● ENUNCIADO
En el fragmento sobre la poesía de Juan Ramón, ¿de qué obra procede la cita que comienza con «Yo no soy yo»?

● FRAGMENTO SELECCIONADO
%%
El color de tu alma; pues tus ojos se van haciendo ella, y a medida que el sol cambia sus oros por sus rojos y tú te quedas pálida y fundida,
sale el oro hecho tú de tus dos ojos
que son mi paz, mi fe, mi sol: ¡mi vida!»
Una de las características más acusadas en la persona y la poesía de Juan Ramón,es su profundo subjetivismo, que en nada tiene que ver con el que profesaban los autores románticos del XIX,sino que nos remite a la eterna insatisfacción del poeta y a la búsqueda de un ideal de sí mismo,alejado de cualquier narcisismo,pero ideal a fin de cuentas. El «yo» al que aspiraba llegar era la ideal imagen de su ser:
«Yo no soy yo. Soy éste que va a mi lado sin yo verlo; que, a veces, voy a ver, y que, a veces, olvido.
El que calla, sereno, cuando hablo, el que perdona, dulce, cuando odio, el que pasea por donde no estoy, el que quedará en pie cuando yo muera» (Eternidades).
Otra de las cuestiones que llaman la atención es aquel su famoso llamamiento «a la inmensa minoría», como pretendiendo establecer condiciones de acceso a su poesía,una suerte de elitismo de un poeta encastillado en su torre de marfil, inaccesible, elevado sobre el suelo como un espíritu, como escritor desencarnado.
«¿Necesité yo, acaso, de algún vivo en la vida?»
Sin embargo, si alguien se siente tentado a pensar que Juan Ramón podría sentir algún tipo de desprecio por esa inmensa mayoría o por el mundo, se equivoca de plano, puesto que en absoluto, sus palabras o sus versos pueden ser interpretados como signo de una orgullosa soledad o apartamiento definitivo del mundanal ruido. El poeta y la poesía -y esto lo puedo decir con conocimiento de causa- vivimos de continuo en una dualidad trascendente, compatible y necesaria, el apartarnos del mundo para una creación productiva, pero al mismo tiempo, el ansia continua de volver a él con tal de vivir con humanidad, de la humanidad y para la humanidad.
«¡Soledad! ¿Soledad?
¡No! Tierra, no eres nada nuestro,
no somos nada tuyos;
eres extraña, extraños somos; solos somos, sola eres!
Y eso otro que nos acecha, feo, desde la infinita extrañeza solitaria,
escondiéndose entre astros, mitad negros, mitad rojos…»
%%
● DATOS PARA ANÁLISIS
%%
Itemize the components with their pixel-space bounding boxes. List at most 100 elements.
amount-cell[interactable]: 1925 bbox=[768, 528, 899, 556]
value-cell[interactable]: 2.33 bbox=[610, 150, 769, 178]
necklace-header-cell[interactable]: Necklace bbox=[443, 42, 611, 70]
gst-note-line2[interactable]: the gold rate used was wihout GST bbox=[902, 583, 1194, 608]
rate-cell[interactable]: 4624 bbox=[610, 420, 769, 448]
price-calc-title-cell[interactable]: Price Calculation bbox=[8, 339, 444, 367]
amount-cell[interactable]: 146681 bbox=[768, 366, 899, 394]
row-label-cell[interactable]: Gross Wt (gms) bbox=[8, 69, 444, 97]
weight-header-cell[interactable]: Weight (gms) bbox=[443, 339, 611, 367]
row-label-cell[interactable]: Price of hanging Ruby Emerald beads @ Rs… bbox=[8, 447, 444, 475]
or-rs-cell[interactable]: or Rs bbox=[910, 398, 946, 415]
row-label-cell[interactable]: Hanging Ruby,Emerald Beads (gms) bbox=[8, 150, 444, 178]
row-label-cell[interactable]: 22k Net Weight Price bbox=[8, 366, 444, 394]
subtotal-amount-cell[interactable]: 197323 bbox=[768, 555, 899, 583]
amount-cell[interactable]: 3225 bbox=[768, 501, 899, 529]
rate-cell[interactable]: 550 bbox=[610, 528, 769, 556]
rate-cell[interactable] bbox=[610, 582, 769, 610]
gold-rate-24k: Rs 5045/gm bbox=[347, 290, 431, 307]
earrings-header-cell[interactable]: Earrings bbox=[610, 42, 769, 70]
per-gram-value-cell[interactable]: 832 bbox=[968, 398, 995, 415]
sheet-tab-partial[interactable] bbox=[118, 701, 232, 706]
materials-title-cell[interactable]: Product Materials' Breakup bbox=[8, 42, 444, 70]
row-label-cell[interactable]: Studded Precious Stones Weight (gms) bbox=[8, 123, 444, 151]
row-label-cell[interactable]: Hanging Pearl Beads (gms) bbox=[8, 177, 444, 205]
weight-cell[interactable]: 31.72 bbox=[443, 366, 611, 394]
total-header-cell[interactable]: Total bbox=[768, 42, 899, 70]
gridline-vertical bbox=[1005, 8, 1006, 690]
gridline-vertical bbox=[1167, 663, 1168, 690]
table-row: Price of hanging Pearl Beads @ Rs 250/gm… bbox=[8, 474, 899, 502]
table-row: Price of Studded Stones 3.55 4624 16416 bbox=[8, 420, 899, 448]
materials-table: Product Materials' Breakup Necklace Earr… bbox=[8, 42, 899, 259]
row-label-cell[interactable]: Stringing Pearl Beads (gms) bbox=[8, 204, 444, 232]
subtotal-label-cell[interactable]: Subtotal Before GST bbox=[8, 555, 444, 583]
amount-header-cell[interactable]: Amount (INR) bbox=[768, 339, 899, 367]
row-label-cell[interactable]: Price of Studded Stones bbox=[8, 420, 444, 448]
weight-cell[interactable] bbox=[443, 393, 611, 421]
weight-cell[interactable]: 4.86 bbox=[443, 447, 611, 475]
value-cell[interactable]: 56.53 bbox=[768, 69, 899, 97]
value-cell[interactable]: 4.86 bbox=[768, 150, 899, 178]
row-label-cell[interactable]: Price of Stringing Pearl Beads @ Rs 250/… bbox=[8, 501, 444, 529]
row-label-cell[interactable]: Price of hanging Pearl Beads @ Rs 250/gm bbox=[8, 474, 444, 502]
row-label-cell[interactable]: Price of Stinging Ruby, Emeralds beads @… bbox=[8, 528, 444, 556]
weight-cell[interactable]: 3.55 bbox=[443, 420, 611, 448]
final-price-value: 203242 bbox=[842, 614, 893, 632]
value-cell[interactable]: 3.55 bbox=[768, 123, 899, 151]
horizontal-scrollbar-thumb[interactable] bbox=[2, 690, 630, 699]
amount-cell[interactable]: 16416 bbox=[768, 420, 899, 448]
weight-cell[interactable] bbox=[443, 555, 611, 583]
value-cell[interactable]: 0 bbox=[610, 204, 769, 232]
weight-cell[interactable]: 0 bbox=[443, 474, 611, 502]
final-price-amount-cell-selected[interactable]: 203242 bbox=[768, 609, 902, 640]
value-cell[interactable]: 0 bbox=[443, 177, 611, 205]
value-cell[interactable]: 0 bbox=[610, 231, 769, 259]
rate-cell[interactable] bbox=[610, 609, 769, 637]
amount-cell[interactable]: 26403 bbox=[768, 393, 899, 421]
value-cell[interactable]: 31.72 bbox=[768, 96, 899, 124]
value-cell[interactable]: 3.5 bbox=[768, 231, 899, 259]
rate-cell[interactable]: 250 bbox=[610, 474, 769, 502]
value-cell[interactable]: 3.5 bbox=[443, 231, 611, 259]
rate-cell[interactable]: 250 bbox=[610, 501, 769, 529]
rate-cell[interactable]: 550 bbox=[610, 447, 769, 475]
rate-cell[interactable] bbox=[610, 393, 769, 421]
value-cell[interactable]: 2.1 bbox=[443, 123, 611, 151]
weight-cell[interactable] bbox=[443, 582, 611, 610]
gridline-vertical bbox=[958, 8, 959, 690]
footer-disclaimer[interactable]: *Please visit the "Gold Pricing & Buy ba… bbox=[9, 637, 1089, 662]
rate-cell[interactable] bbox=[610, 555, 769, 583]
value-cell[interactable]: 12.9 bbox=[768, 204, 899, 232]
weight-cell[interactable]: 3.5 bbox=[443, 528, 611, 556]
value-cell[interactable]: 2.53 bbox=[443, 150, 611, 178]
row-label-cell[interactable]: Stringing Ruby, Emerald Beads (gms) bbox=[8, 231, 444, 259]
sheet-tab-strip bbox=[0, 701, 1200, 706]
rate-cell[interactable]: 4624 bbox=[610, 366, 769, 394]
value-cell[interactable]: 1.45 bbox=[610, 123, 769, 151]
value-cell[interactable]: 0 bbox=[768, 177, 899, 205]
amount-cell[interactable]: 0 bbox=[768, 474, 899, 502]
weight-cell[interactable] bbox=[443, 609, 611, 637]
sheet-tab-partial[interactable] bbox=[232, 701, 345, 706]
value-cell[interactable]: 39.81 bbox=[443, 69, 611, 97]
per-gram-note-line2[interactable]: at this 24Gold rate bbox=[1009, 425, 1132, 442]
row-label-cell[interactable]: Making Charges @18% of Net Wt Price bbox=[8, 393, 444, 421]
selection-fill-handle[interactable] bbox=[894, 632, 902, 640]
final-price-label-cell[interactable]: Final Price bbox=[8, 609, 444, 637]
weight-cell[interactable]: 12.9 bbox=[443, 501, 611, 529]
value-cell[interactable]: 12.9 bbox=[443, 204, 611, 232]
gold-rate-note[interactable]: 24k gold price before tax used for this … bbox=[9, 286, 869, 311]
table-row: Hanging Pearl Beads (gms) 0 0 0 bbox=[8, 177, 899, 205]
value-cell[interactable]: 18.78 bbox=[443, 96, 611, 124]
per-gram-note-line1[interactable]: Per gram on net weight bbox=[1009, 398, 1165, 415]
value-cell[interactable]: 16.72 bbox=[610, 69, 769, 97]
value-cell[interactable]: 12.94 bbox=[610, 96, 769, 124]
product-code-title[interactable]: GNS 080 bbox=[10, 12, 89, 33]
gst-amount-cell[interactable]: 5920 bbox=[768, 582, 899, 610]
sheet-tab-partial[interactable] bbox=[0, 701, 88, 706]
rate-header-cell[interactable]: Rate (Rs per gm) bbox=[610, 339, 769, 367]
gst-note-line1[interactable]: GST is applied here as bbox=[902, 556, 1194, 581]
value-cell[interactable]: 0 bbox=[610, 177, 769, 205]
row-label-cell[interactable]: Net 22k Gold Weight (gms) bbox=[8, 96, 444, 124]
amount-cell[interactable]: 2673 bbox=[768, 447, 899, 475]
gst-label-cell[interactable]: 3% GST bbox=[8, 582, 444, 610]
%%
● RESPUESTA
De *Eternidades*.